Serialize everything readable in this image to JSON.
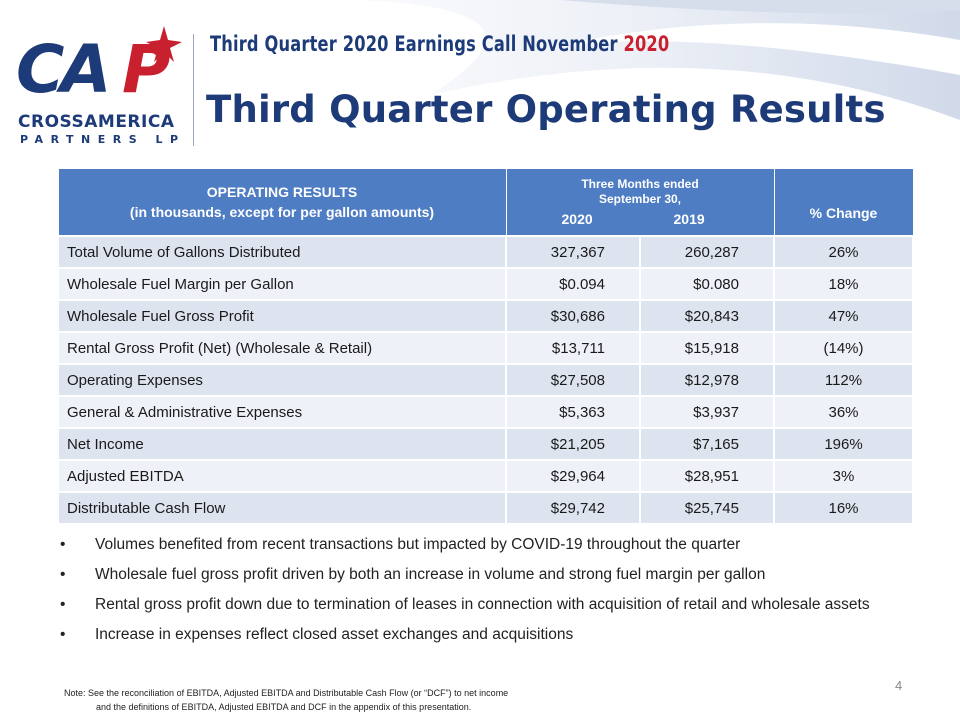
{
  "brand": {
    "name_line1": "CROSSAMERICA",
    "name_line2": "PARTNERS LP",
    "logo_text": "CAP",
    "colors": {
      "navy": "#1d3b78",
      "red": "#c8202f",
      "header_blue": "#4e7dc4"
    }
  },
  "header": {
    "subtitle_main": "Third  Quarter  2020 Earnings  Call November ",
    "subtitle_year": "2020",
    "title": "Third Quarter Operating Results"
  },
  "table": {
    "header_col1_line1": "OPERATING RESULTS",
    "header_col1_line2": "(in thousands, except for per gallon amounts)",
    "header_period_line1": "Three Months ended",
    "header_period_line2": "September 30,",
    "year1": "2020",
    "year2": "2019",
    "header_change": "% Change",
    "rows": [
      {
        "label": "Total Volume of Gallons Distributed",
        "v2020": "327,367",
        "v2019": "260,287",
        "change": "26%"
      },
      {
        "label": "Wholesale Fuel Margin per Gallon",
        "v2020": "$0.094",
        "v2019": "$0.080",
        "change": "18%"
      },
      {
        "label": "Wholesale Fuel Gross Profit",
        "v2020": "$30,686",
        "v2019": "$20,843",
        "change": "47%"
      },
      {
        "label": "Rental Gross Profit  (Net) (Wholesale & Retail)",
        "v2020": "$13,711",
        "v2019": "$15,918",
        "change": "(14%)"
      },
      {
        "label": "Operating Expenses",
        "v2020": "$27,508",
        "v2019": "$12,978",
        "change": "112%"
      },
      {
        "label": "General & Administrative Expenses",
        "v2020": "$5,363",
        "v2019": "$3,937",
        "change": "36%"
      },
      {
        "label": "Net Income",
        "v2020": "$21,205",
        "v2019": "$7,165",
        "change": "196%"
      },
      {
        "label": "Adjusted EBITDA",
        "v2020": "$29,964",
        "v2019": "$28,951",
        "change": "3%"
      },
      {
        "label": "Distributable Cash Flow",
        "v2020": "$29,742",
        "v2019": "$25,745",
        "change": "16%"
      }
    ]
  },
  "bullets": [
    "Volumes benefited from recent transactions but impacted by COVID-19 throughout the quarter",
    "Wholesale fuel gross profit driven by both an increase in volume and strong fuel margin per gallon",
    "Rental gross profit down due to termination of leases in connection with acquisition of retail and wholesale assets",
    "Increase in expenses reflect closed asset exchanges and acquisitions"
  ],
  "note": {
    "line1": "Note: See the reconciliation of EBITDA, Adjusted EBITDA and Distributable Cash Flow (or “DCF”) to net income",
    "line2": "and the definitions of EBITDA, Adjusted EBITDA and DCF in the appendix of this presentation."
  },
  "page_number": "4"
}
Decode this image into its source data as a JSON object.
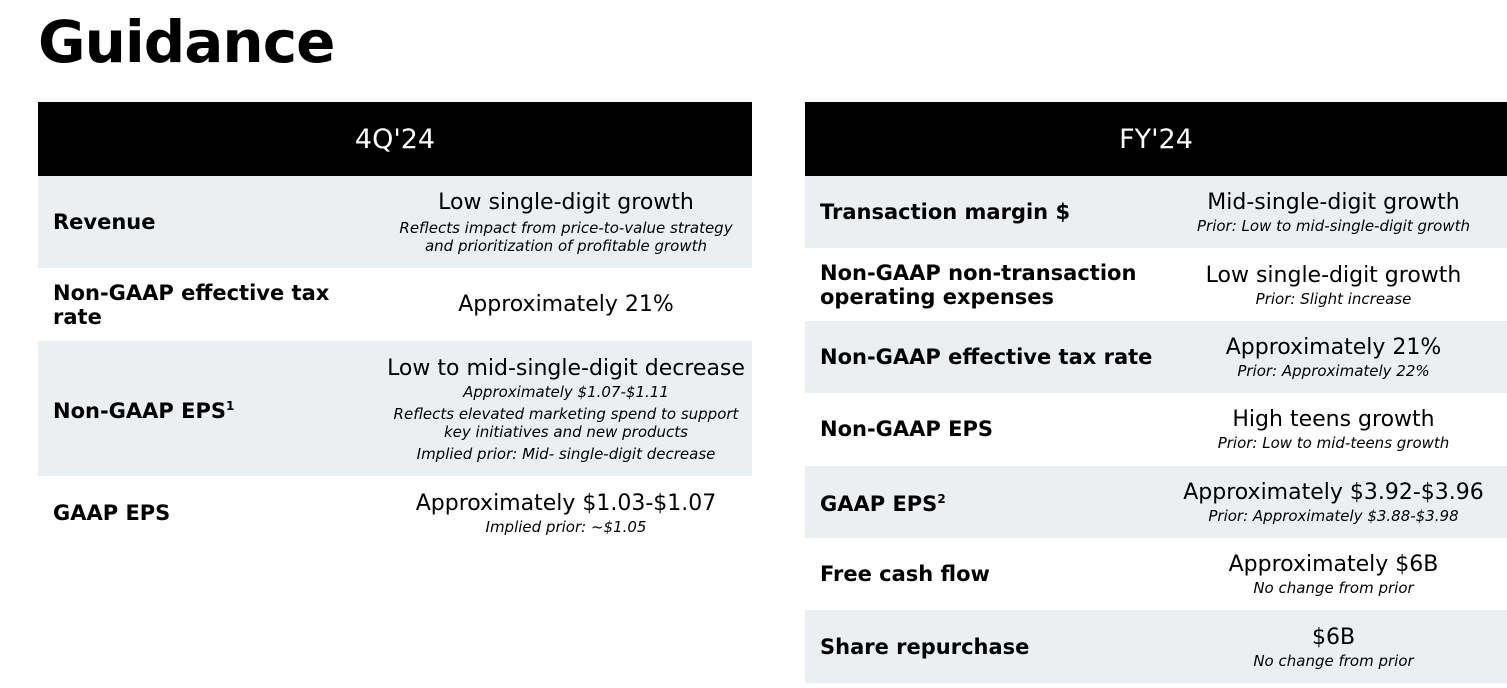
{
  "title": "Guidance",
  "quarter": {
    "header": "4Q'24",
    "rows": [
      {
        "label": "Revenue",
        "value": "Low single-digit growth",
        "notes": [
          "Reflects impact from price-to-value strategy",
          "and prioritization of profitable growth"
        ]
      },
      {
        "label": "Non-GAAP effective tax rate",
        "value": "Approximately 21%"
      },
      {
        "label": "Non-GAAP EPS",
        "sup": "1",
        "value": "Low to mid-single-digit decrease",
        "notes": [
          "Approximately $1.07-$1.11",
          "Reflects elevated marketing spend to support",
          "key initiatives and new products",
          "Implied prior: Mid- single-digit decrease"
        ]
      },
      {
        "label": "GAAP EPS",
        "value": "Approximately $1.03-$1.07",
        "notes": [
          "Implied prior: ~$1.05"
        ]
      }
    ]
  },
  "year": {
    "header": "FY'24",
    "rows": [
      {
        "label": "Transaction margin $",
        "value": "Mid-single-digit growth",
        "note": "Prior: Low to mid-single-digit growth"
      },
      {
        "label": "Non-GAAP non-transaction operating expenses",
        "value": "Low single-digit growth",
        "note": "Prior: Slight increase"
      },
      {
        "label": "Non-GAAP effective tax rate",
        "value": "Approximately 21%",
        "note": "Prior: Approximately 22%"
      },
      {
        "label": "Non-GAAP EPS",
        "value": "High teens growth",
        "note": "Prior: Low to mid-teens growth"
      },
      {
        "label": "GAAP EPS",
        "sup": "2",
        "value": "Approximately $3.92-$3.96",
        "note": "Prior: Approximately $3.88-$3.98"
      },
      {
        "label": "Free cash flow",
        "value": "Approximately $6B",
        "note": "No change from prior"
      },
      {
        "label": "Share repurchase",
        "value": "$6B",
        "note": "No change from prior"
      }
    ]
  },
  "colors": {
    "header_bg": "#000000",
    "stripe_bg": "#eceff2"
  }
}
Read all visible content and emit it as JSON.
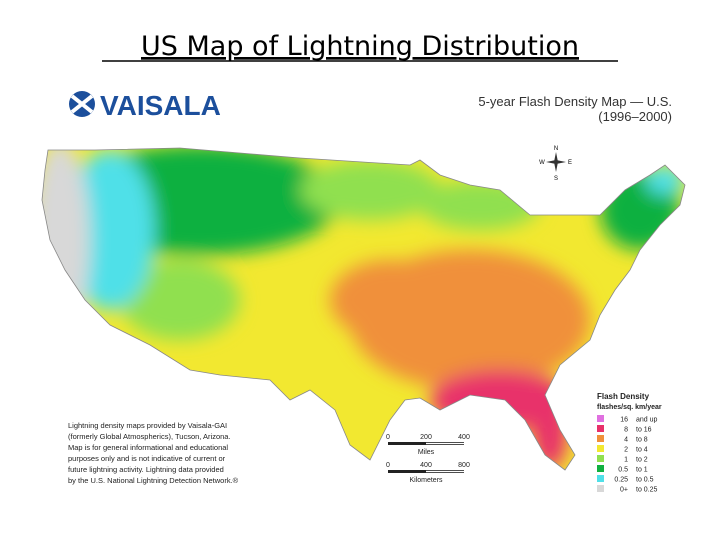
{
  "title": "US Map of Lightning Distribution",
  "logo": "VAISALA",
  "map_title": "5-year Flash Density Map — U.S.",
  "map_period": "(1996–2000)",
  "compass": {
    "n": "N",
    "e": "E",
    "s": "S",
    "w": "W"
  },
  "legend": {
    "title": "Flash Density",
    "unit": "flashes/sq. km/year",
    "rows": [
      [
        "16",
        "and up"
      ],
      [
        "8",
        "to 16"
      ],
      [
        "4",
        "to 8"
      ],
      [
        "2",
        "to 4"
      ],
      [
        "1",
        "to 2"
      ],
      [
        "0.5",
        "to 1"
      ],
      [
        "0.25",
        "to 0.5"
      ],
      [
        "0+",
        "to 0.25"
      ]
    ]
  },
  "scale": {
    "miles": {
      "ticks": [
        "0",
        "200",
        "400"
      ],
      "label": "Miles"
    },
    "km": {
      "ticks": [
        "0",
        "400",
        "800"
      ],
      "label": "Kilometers"
    }
  },
  "credit": [
    "Lightning density maps provided by Vaisala-GAI",
    "(formerly Global Atmospherics), Tucson, Arizona.",
    "Map is for general informational and educational",
    "purposes only and is not indicative of current or",
    "future lightning activity. Lightning data provided",
    "by the U.S. National Lightning Detection Network.®"
  ]
}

#####

▶ DIRECTIONS
Pick out, from the lines above, every one that contains the string "Adjusted".

▶ RESULT OF THE TASK
        "label": "Adjusted EBITDA",
    "line1": "Note: See the reconciliation of EBITDA, Adjusted EBITDA and Distributable Cash Flow (or “DCF”) to net income",
    "line2": "and the definitions of EBITDA, Adjusted EBITDA and DCF in the appendix of this presentation."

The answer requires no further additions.